Written request — Locate every line that holds the string "content" and copy it.

Supplied data —
· · ·
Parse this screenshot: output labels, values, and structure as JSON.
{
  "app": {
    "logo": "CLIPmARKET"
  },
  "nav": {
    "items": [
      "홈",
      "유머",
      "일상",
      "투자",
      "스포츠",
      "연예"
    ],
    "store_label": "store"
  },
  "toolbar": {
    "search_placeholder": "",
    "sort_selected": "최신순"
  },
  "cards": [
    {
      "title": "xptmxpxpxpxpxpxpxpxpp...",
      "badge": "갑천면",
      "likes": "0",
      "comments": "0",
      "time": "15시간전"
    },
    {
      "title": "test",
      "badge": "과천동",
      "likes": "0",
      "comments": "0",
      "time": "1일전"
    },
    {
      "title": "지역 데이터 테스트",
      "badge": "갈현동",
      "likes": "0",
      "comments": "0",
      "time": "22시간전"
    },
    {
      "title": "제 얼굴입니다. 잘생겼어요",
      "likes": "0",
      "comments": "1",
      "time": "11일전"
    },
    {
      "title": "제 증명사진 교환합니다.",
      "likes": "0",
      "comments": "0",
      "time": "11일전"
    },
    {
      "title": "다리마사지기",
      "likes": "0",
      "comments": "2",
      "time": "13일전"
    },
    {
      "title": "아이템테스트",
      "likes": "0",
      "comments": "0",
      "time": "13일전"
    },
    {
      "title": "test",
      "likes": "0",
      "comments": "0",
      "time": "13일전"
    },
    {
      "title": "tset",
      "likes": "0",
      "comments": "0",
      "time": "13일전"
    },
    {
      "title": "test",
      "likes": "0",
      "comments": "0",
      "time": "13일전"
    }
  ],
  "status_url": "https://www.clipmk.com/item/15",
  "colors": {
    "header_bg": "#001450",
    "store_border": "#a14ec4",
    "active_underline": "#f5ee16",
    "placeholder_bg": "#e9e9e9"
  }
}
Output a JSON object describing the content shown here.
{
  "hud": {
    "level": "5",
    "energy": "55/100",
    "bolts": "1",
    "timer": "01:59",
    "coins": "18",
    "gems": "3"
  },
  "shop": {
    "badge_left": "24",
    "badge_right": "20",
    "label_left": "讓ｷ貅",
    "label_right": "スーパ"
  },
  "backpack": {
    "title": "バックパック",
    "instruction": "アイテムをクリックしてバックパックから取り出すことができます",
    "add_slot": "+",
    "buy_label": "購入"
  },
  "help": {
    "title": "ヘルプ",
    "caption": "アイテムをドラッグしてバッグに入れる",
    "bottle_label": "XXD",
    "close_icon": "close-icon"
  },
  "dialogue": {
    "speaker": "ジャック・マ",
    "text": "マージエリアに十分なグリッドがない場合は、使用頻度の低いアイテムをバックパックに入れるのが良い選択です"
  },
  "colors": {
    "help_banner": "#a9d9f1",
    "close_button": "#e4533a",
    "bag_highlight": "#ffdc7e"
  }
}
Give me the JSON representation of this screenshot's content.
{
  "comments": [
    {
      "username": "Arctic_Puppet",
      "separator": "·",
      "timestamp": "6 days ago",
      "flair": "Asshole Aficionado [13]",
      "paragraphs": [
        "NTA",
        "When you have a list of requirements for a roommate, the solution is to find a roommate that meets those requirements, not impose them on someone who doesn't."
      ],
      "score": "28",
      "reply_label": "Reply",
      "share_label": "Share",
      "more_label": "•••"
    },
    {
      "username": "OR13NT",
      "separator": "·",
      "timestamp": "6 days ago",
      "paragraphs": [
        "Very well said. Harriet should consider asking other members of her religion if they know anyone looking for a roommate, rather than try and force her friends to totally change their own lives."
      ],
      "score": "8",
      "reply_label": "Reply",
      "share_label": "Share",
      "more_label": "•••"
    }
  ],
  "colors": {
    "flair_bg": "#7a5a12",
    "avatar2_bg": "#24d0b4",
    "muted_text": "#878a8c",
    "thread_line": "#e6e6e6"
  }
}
· · ·
Reply to the task —
Output a JSON object describing the content shown here.
Give me the JSON representation of this screenshot's content.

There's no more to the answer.